§ **Job**: Extract and list every line that contains the word "icon".

>> Start Task material

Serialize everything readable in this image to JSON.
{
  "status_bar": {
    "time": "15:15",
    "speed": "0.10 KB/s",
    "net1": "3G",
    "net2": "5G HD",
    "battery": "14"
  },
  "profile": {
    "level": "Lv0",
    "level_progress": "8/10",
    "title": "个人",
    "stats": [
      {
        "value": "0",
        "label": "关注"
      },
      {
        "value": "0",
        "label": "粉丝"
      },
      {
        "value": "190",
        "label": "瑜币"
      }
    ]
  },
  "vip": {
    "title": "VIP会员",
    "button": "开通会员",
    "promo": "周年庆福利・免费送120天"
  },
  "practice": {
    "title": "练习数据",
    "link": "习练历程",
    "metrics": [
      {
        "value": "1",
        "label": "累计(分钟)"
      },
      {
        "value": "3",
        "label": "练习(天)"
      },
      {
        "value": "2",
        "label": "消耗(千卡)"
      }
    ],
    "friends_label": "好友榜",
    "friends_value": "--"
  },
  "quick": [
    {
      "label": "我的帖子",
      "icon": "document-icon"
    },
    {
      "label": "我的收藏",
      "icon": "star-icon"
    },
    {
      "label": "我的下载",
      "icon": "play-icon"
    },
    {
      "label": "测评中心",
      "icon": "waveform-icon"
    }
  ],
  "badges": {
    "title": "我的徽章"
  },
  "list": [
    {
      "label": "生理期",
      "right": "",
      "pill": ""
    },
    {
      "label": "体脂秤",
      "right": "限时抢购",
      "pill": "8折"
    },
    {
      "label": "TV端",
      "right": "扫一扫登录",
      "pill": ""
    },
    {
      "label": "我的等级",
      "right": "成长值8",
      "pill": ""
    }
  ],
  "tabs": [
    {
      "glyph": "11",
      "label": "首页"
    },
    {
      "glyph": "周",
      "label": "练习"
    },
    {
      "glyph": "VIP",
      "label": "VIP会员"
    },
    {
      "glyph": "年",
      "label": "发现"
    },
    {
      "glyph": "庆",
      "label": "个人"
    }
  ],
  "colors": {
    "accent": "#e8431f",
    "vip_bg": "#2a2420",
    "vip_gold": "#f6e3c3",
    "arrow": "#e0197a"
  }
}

>> End Task material

§ **Written answer**:
      "icon": "document-icon"
      "icon": "star-icon"
      "icon": "play-icon"
      "icon": "waveform-icon"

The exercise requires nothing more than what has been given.